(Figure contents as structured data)
** begin **

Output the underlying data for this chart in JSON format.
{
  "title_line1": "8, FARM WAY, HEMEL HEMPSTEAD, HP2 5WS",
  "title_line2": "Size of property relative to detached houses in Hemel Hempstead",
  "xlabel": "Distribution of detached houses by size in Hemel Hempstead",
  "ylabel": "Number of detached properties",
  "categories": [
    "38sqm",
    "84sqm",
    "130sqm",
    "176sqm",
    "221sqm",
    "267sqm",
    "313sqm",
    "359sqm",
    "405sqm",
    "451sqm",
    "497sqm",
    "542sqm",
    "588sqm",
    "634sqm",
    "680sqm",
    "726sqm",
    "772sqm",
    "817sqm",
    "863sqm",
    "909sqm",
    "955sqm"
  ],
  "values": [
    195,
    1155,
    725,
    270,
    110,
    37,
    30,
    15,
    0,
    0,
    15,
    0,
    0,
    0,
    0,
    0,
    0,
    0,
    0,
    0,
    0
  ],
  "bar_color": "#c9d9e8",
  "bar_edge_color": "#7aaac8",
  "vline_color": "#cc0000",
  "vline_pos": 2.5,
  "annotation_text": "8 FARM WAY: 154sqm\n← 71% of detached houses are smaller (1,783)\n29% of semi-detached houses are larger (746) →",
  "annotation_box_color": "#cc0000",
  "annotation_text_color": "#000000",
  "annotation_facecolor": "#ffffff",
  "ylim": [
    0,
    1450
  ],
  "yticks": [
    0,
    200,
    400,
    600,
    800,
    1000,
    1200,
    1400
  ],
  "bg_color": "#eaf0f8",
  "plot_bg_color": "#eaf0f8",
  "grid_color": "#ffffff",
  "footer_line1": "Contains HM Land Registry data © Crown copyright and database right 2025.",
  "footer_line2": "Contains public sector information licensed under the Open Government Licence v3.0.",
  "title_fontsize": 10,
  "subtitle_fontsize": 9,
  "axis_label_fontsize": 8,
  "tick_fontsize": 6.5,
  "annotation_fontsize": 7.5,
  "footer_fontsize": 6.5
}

** end **

▶ WRITTEN TASK
Among the entries above, how many lines hold the string "houses"? Respond with nothing but the number.

▶ EXERCISE RESULT
3